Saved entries
######

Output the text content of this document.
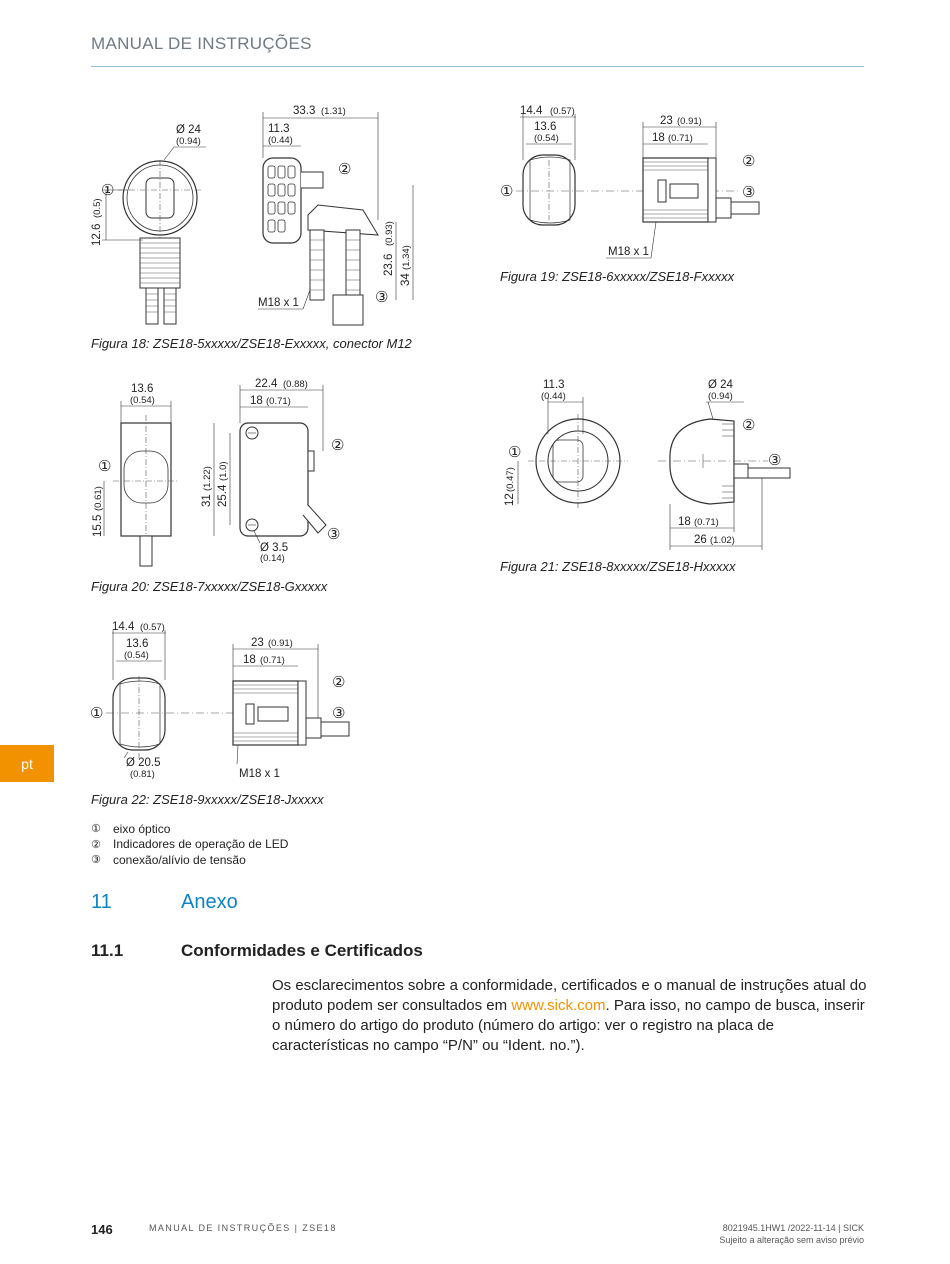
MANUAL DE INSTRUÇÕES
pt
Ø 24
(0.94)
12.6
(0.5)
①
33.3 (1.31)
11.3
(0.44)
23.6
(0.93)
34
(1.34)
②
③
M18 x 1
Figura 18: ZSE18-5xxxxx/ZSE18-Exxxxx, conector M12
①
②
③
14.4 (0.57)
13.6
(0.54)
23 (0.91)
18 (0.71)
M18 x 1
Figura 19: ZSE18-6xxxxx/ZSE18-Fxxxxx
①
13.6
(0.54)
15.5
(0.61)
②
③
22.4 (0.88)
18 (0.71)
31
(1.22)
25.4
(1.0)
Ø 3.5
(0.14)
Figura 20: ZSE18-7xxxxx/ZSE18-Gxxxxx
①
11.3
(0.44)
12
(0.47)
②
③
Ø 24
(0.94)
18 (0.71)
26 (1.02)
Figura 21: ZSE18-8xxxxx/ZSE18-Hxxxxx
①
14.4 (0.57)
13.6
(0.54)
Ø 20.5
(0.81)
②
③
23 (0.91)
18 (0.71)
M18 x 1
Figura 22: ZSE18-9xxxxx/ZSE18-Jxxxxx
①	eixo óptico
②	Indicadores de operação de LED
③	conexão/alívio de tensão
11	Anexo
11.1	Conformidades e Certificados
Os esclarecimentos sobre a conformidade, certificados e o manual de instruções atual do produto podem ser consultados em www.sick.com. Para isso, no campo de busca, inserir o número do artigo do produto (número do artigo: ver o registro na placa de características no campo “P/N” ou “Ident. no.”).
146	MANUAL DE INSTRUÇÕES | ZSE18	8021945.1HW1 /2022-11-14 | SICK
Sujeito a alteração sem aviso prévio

######

Stated goal:
Copy all lines from the data that hold the word "Figura".

Solution for this task:
Figura 18: ZSE18-5xxxxx/ZSE18-Exxxxx, conector M12
Figura 19: ZSE18-6xxxxx/ZSE18-Fxxxxx
Figura 20: ZSE18-7xxxxx/ZSE18-Gxxxxx
Figura 21: ZSE18-8xxxxx/ZSE18-Hxxxxx
Figura 22: ZSE18-9xxxxx/ZSE18-Jxxxxx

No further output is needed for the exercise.